▶ _SUPPLIED ENTRIES_

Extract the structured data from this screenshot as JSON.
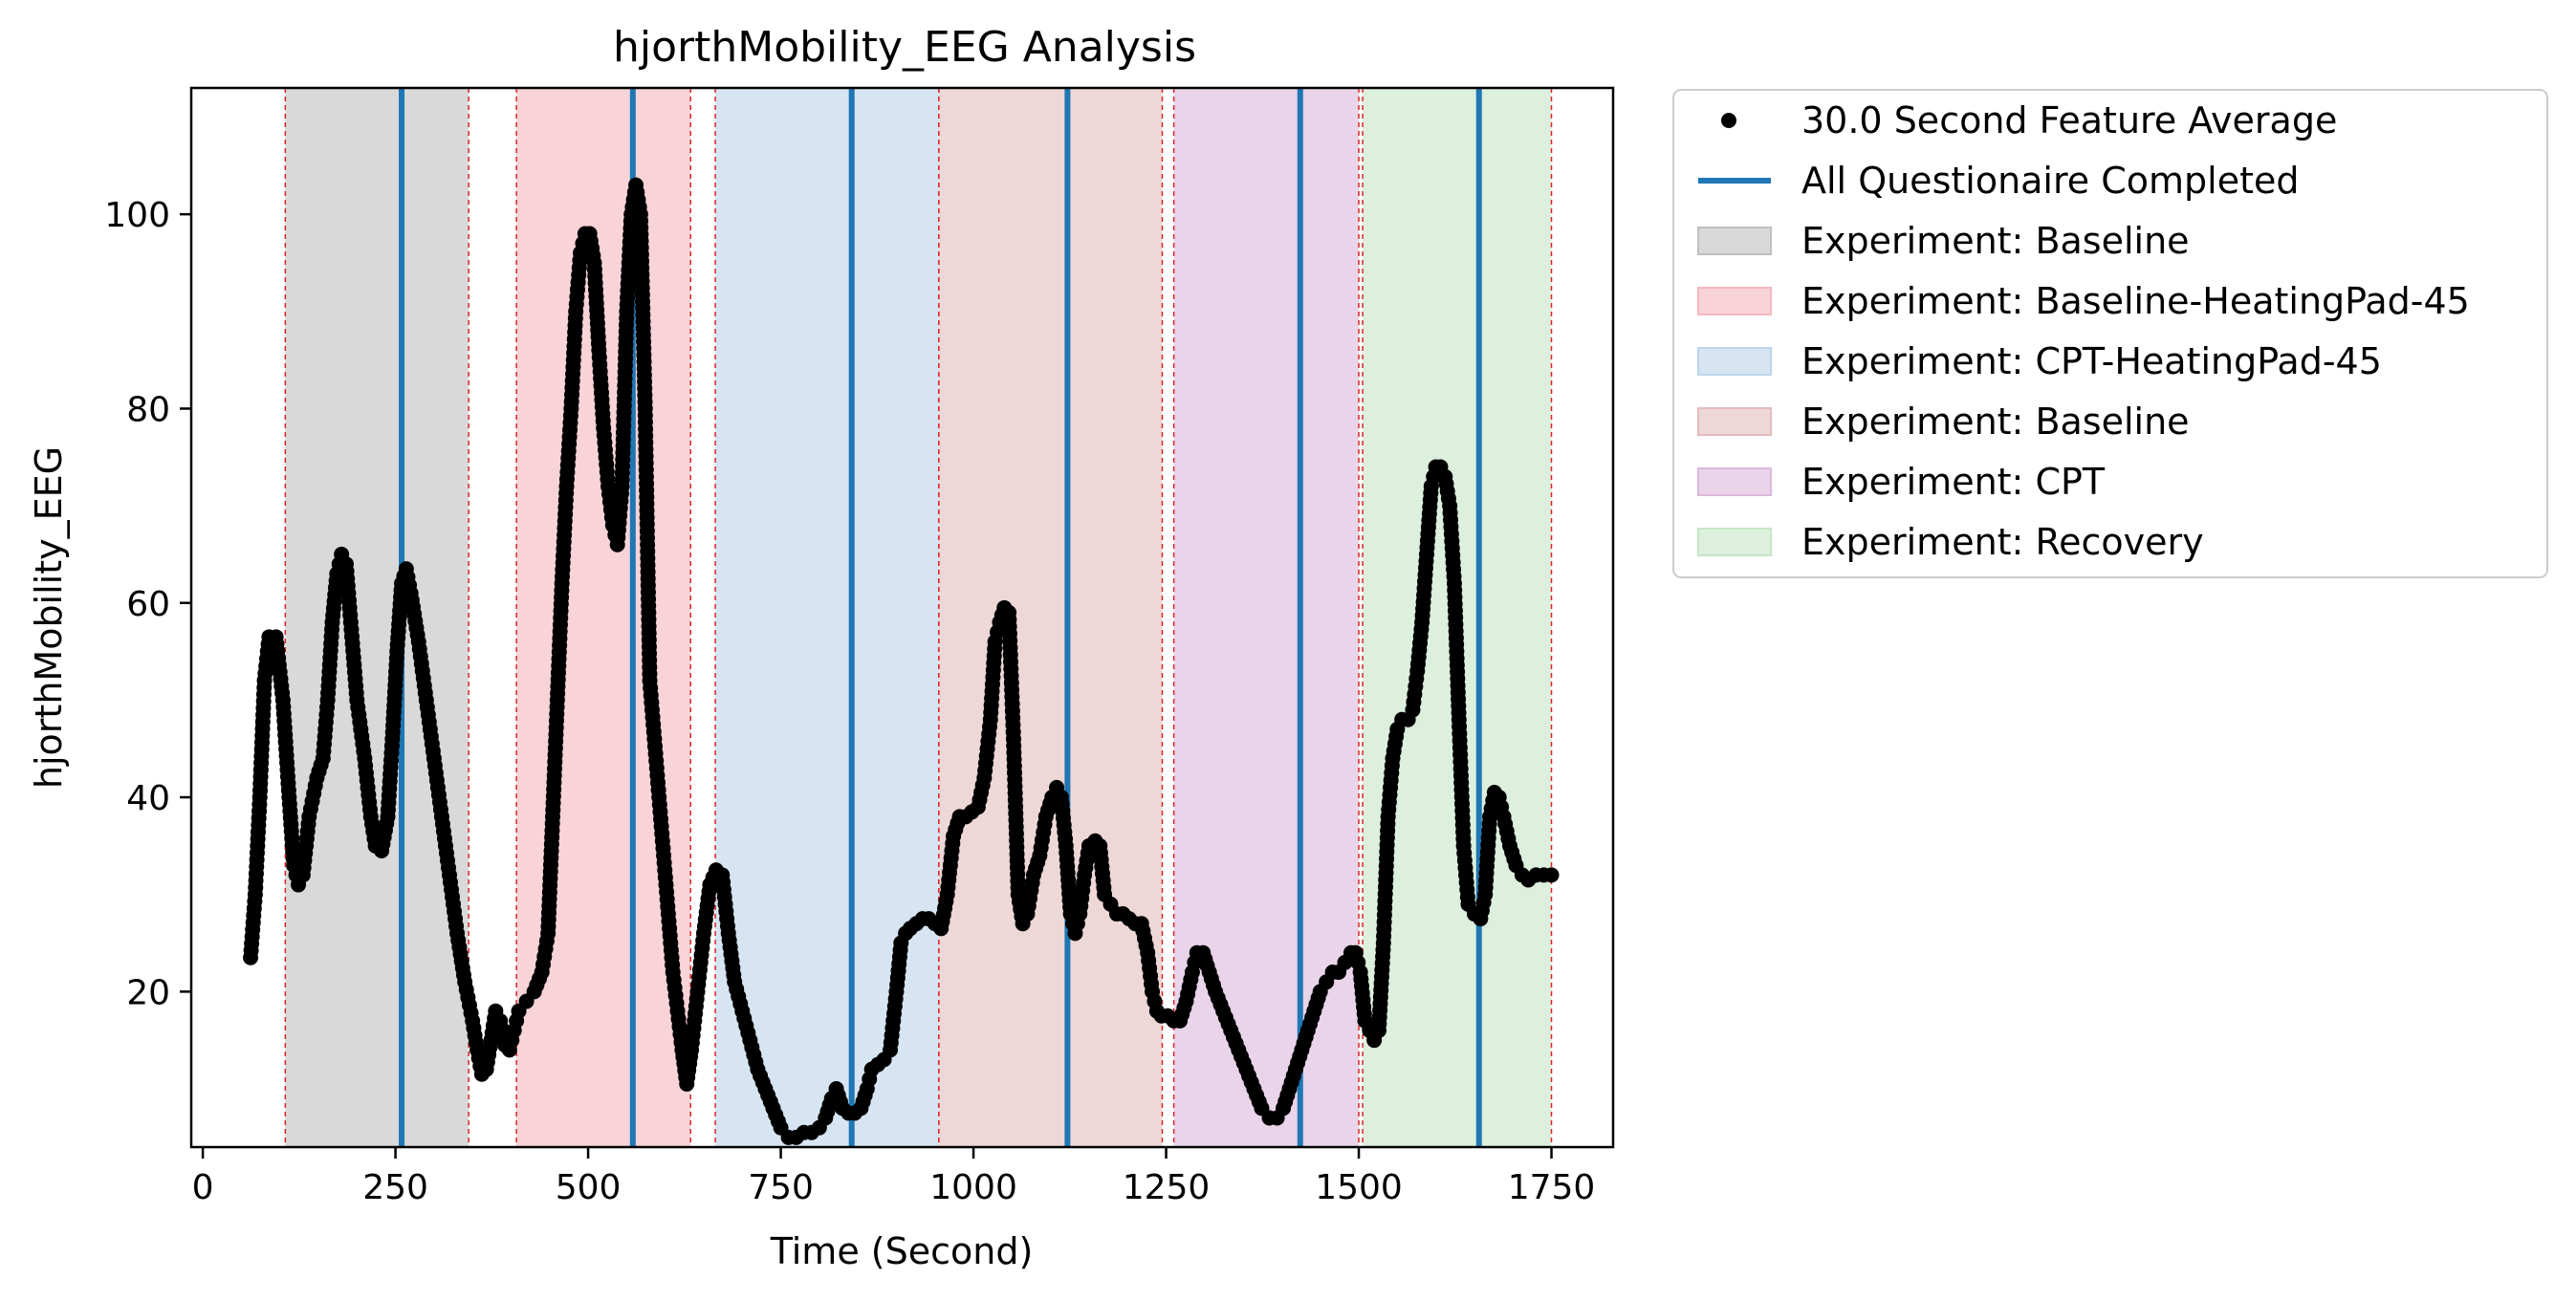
{
  "chart_data": {
    "type": "scatter",
    "title": "hjorthMobility_EEG Analysis",
    "xlabel": "Time (Second)",
    "ylabel": "hjorthMobility_EEG",
    "xlim": [
      -15,
      1830
    ],
    "ylim": [
      4,
      113
    ],
    "xticks": [
      0,
      250,
      500,
      750,
      1000,
      1250,
      1500,
      1750
    ],
    "yticks": [
      20,
      40,
      60,
      80,
      100
    ],
    "grid": false,
    "legend_position": "outside-top-right",
    "colors": {
      "points": "#000000",
      "questionnaire": "#1f77b4",
      "boundary": "#d62728"
    },
    "regions": [
      {
        "label": "Experiment: Baseline",
        "start": 107,
        "end": 345,
        "color": "#bfbfbf"
      },
      {
        "label": "Experiment: Baseline-HeatingPad-45",
        "start": 407,
        "end": 633,
        "color": "#f4b6bd"
      },
      {
        "label": "Experiment: CPT-HeatingPad-45",
        "start": 665,
        "end": 955,
        "color": "#bcd4ea"
      },
      {
        "label": "Experiment: Baseline",
        "start": 955,
        "end": 1245,
        "color": "#e3bcbc"
      },
      {
        "label": "Experiment: CPT",
        "start": 1260,
        "end": 1500,
        "color": "#dcb8dc"
      },
      {
        "label": "Experiment: Recovery",
        "start": 1505,
        "end": 1750,
        "color": "#c6e5c6"
      }
    ],
    "questionnaire_lines": [
      258,
      558,
      842,
      1122,
      1424,
      1656
    ],
    "series": [
      {
        "name": "30.0 Second Feature Average",
        "points": [
          [
            62,
            23.5
          ],
          [
            68,
            30
          ],
          [
            74,
            40
          ],
          [
            80,
            52
          ],
          [
            86,
            56.5
          ],
          [
            95,
            56.5
          ],
          [
            104,
            50
          ],
          [
            112,
            40
          ],
          [
            118,
            33
          ],
          [
            124,
            31
          ],
          [
            130,
            32
          ],
          [
            138,
            38
          ],
          [
            148,
            42
          ],
          [
            156,
            44
          ],
          [
            162,
            50
          ],
          [
            168,
            58
          ],
          [
            174,
            63
          ],
          [
            180,
            65
          ],
          [
            186,
            64
          ],
          [
            192,
            58
          ],
          [
            200,
            50
          ],
          [
            210,
            44
          ],
          [
            218,
            38
          ],
          [
            224,
            35
          ],
          [
            232,
            34.5
          ],
          [
            240,
            38
          ],
          [
            246,
            46
          ],
          [
            252,
            55
          ],
          [
            258,
            62
          ],
          [
            264,
            63.5
          ],
          [
            270,
            61
          ],
          [
            280,
            56
          ],
          [
            290,
            50
          ],
          [
            300,
            44
          ],
          [
            310,
            38
          ],
          [
            320,
            32
          ],
          [
            330,
            26
          ],
          [
            340,
            21
          ],
          [
            350,
            17
          ],
          [
            356,
            14
          ],
          [
            362,
            11.5
          ],
          [
            368,
            12
          ],
          [
            374,
            15
          ],
          [
            380,
            18
          ],
          [
            386,
            17
          ],
          [
            392,
            14.5
          ],
          [
            398,
            14
          ],
          [
            404,
            16
          ],
          [
            410,
            18
          ],
          [
            420,
            19
          ],
          [
            430,
            20
          ],
          [
            440,
            22
          ],
          [
            448,
            26
          ],
          [
            454,
            38
          ],
          [
            460,
            50
          ],
          [
            466,
            62
          ],
          [
            472,
            72
          ],
          [
            478,
            80
          ],
          [
            484,
            90
          ],
          [
            490,
            96
          ],
          [
            496,
            98
          ],
          [
            502,
            98
          ],
          [
            508,
            95
          ],
          [
            514,
            86
          ],
          [
            520,
            78
          ],
          [
            526,
            72
          ],
          [
            532,
            68
          ],
          [
            538,
            66
          ],
          [
            544,
            72
          ],
          [
            550,
            90
          ],
          [
            556,
            100
          ],
          [
            562,
            103
          ],
          [
            568,
            100
          ],
          [
            574,
            80
          ],
          [
            580,
            52
          ],
          [
            586,
            46
          ],
          [
            592,
            40
          ],
          [
            598,
            34
          ],
          [
            604,
            28
          ],
          [
            610,
            22
          ],
          [
            616,
            18
          ],
          [
            622,
            14
          ],
          [
            628,
            10.5
          ],
          [
            634,
            14
          ],
          [
            642,
            20
          ],
          [
            650,
            26
          ],
          [
            658,
            31
          ],
          [
            666,
            32.5
          ],
          [
            674,
            32
          ],
          [
            682,
            26
          ],
          [
            690,
            21
          ],
          [
            700,
            18
          ],
          [
            710,
            15
          ],
          [
            720,
            12
          ],
          [
            730,
            10
          ],
          [
            740,
            8
          ],
          [
            750,
            6
          ],
          [
            760,
            5
          ],
          [
            770,
            5
          ],
          [
            780,
            5.5
          ],
          [
            790,
            5.5
          ],
          [
            800,
            6
          ],
          [
            808,
            7
          ],
          [
            816,
            9
          ],
          [
            822,
            10
          ],
          [
            830,
            8
          ],
          [
            838,
            7.5
          ],
          [
            846,
            7.5
          ],
          [
            854,
            8
          ],
          [
            862,
            10
          ],
          [
            868,
            12
          ],
          [
            876,
            12.5
          ],
          [
            884,
            13
          ],
          [
            892,
            14
          ],
          [
            900,
            20
          ],
          [
            906,
            25
          ],
          [
            912,
            26
          ],
          [
            918,
            26.5
          ],
          [
            926,
            27
          ],
          [
            934,
            27.5
          ],
          [
            942,
            27.5
          ],
          [
            950,
            27
          ],
          [
            958,
            26.5
          ],
          [
            966,
            30
          ],
          [
            974,
            36
          ],
          [
            982,
            38
          ],
          [
            990,
            38
          ],
          [
            998,
            38.5
          ],
          [
            1006,
            39
          ],
          [
            1014,
            42
          ],
          [
            1022,
            48
          ],
          [
            1028,
            56
          ],
          [
            1034,
            58
          ],
          [
            1040,
            59.5
          ],
          [
            1046,
            59
          ],
          [
            1052,
            46
          ],
          [
            1058,
            30
          ],
          [
            1064,
            27
          ],
          [
            1070,
            28
          ],
          [
            1078,
            32
          ],
          [
            1086,
            34
          ],
          [
            1094,
            38
          ],
          [
            1102,
            40
          ],
          [
            1108,
            41
          ],
          [
            1114,
            40
          ],
          [
            1120,
            35
          ],
          [
            1126,
            28
          ],
          [
            1132,
            26
          ],
          [
            1138,
            28
          ],
          [
            1144,
            32
          ],
          [
            1150,
            35
          ],
          [
            1158,
            35.5
          ],
          [
            1164,
            35
          ],
          [
            1170,
            30
          ],
          [
            1178,
            29
          ],
          [
            1186,
            28
          ],
          [
            1194,
            28
          ],
          [
            1202,
            27.5
          ],
          [
            1210,
            27
          ],
          [
            1218,
            27
          ],
          [
            1226,
            24
          ],
          [
            1232,
            20
          ],
          [
            1238,
            18
          ],
          [
            1244,
            17.5
          ],
          [
            1252,
            17.5
          ],
          [
            1260,
            17
          ],
          [
            1268,
            17
          ],
          [
            1276,
            19
          ],
          [
            1284,
            22
          ],
          [
            1290,
            24
          ],
          [
            1298,
            24
          ],
          [
            1306,
            22
          ],
          [
            1314,
            20
          ],
          [
            1324,
            18
          ],
          [
            1334,
            16
          ],
          [
            1344,
            14
          ],
          [
            1354,
            12
          ],
          [
            1364,
            10
          ],
          [
            1374,
            8
          ],
          [
            1384,
            7
          ],
          [
            1394,
            7
          ],
          [
            1402,
            8
          ],
          [
            1410,
            10
          ],
          [
            1418,
            12
          ],
          [
            1426,
            14
          ],
          [
            1434,
            16
          ],
          [
            1442,
            18
          ],
          [
            1450,
            20
          ],
          [
            1458,
            21
          ],
          [
            1466,
            22
          ],
          [
            1474,
            22
          ],
          [
            1482,
            23
          ],
          [
            1490,
            24
          ],
          [
            1496,
            24
          ],
          [
            1502,
            22
          ],
          [
            1508,
            17
          ],
          [
            1514,
            16
          ],
          [
            1520,
            15
          ],
          [
            1526,
            16
          ],
          [
            1532,
            25
          ],
          [
            1538,
            38
          ],
          [
            1544,
            44
          ],
          [
            1550,
            47
          ],
          [
            1556,
            48
          ],
          [
            1564,
            48
          ],
          [
            1570,
            49
          ],
          [
            1576,
            53
          ],
          [
            1582,
            58
          ],
          [
            1588,
            65
          ],
          [
            1594,
            72
          ],
          [
            1600,
            74
          ],
          [
            1606,
            74
          ],
          [
            1612,
            73
          ],
          [
            1618,
            70
          ],
          [
            1624,
            62
          ],
          [
            1630,
            48
          ],
          [
            1636,
            35
          ],
          [
            1642,
            29
          ],
          [
            1650,
            28
          ],
          [
            1658,
            27.5
          ],
          [
            1664,
            30
          ],
          [
            1670,
            38
          ],
          [
            1676,
            40.5
          ],
          [
            1682,
            40
          ],
          [
            1688,
            38
          ],
          [
            1696,
            35
          ],
          [
            1704,
            33
          ],
          [
            1712,
            32
          ],
          [
            1720,
            31.5
          ],
          [
            1730,
            32
          ],
          [
            1740,
            32
          ],
          [
            1750,
            32
          ]
        ]
      },
      {
        "name": "All Questionaire Completed"
      }
    ]
  }
}
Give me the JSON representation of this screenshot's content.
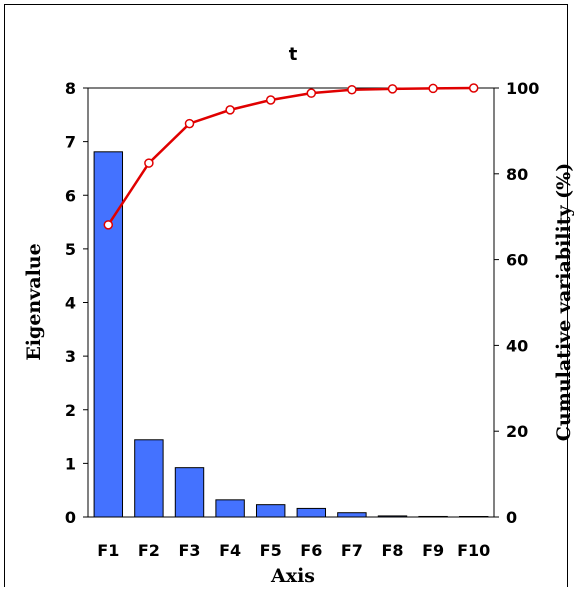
{
  "chart_data": {
    "type": "bar+line",
    "title": "t",
    "xlabel": "Axis",
    "ylabel_left": "Eigenvalue",
    "ylabel_right": "Cumulative variability (%)",
    "categories": [
      "F1",
      "F2",
      "F3",
      "F4",
      "F5",
      "F6",
      "F7",
      "F8",
      "F9",
      "F10"
    ],
    "ylim_left": [
      0,
      8
    ],
    "ylim_right": [
      0,
      100
    ],
    "yticks_left": [
      "0",
      "1",
      "2",
      "3",
      "4",
      "5",
      "6",
      "7",
      "8"
    ],
    "yticks_right": [
      "0",
      "20",
      "40",
      "60",
      "80",
      "100"
    ],
    "series": [
      {
        "axis": "left",
        "kind": "bar",
        "color": "#4472ff",
        "values": [
          6.81,
          1.44,
          0.92,
          0.32,
          0.23,
          0.16,
          0.08,
          0.02,
          0.01,
          0.0
        ]
      },
      {
        "axis": "right",
        "kind": "line",
        "color": "#e00000",
        "values": [
          68.1,
          82.5,
          91.7,
          94.9,
          97.2,
          98.8,
          99.6,
          99.8,
          99.9,
          100
        ]
      }
    ],
    "grid": false,
    "legend": "none"
  }
}
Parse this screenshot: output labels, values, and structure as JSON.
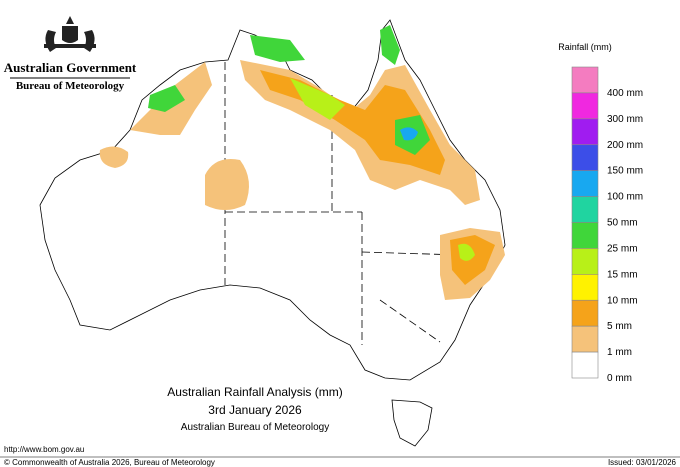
{
  "header": {
    "title": "Australian Government",
    "subtitle": "Bureau of Meteorology"
  },
  "legend": {
    "title": "Rainfall (mm)",
    "items": [
      {
        "label": null,
        "color": "#f47cc0"
      },
      {
        "label": "400 mm",
        "color": "#f028e0"
      },
      {
        "label": "300 mm",
        "color": "#a01cf0"
      },
      {
        "label": "200 mm",
        "color": "#3c4ee8"
      },
      {
        "label": "150 mm",
        "color": "#18a8f0"
      },
      {
        "label": "100 mm",
        "color": "#20d4a0"
      },
      {
        "label": "50 mm",
        "color": "#40d63a"
      },
      {
        "label": "25 mm",
        "color": "#b8f018"
      },
      {
        "label": "15 mm",
        "color": "#fff200"
      },
      {
        "label": "10 mm",
        "color": "#f5a31a"
      },
      {
        "label": "5 mm",
        "color": "#f5c27a"
      },
      {
        "label": "1 mm",
        "color": "#ffffff"
      }
    ],
    "bottom_label": "0 mm"
  },
  "map_title": {
    "line1": "Australian Rainfall Analysis (mm)",
    "line2": "3rd January 2026",
    "line3": "Australian Bureau of Meteorology"
  },
  "footer": {
    "url": "http://www.bom.gov.au",
    "copyright": "© Commonwealth of Australia 2026, Bureau of Meteorology",
    "issued": "Issued: 03/01/2026"
  }
}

▶ _REQUEST_
Write out every line of the entries that holds the word "HeatingPad".

▶ _REPLY TO THE TASK_
        "label": "Experiment: Baseline-HeatingPad-45",
        "label": "Experiment: CPT-HeatingPad-45",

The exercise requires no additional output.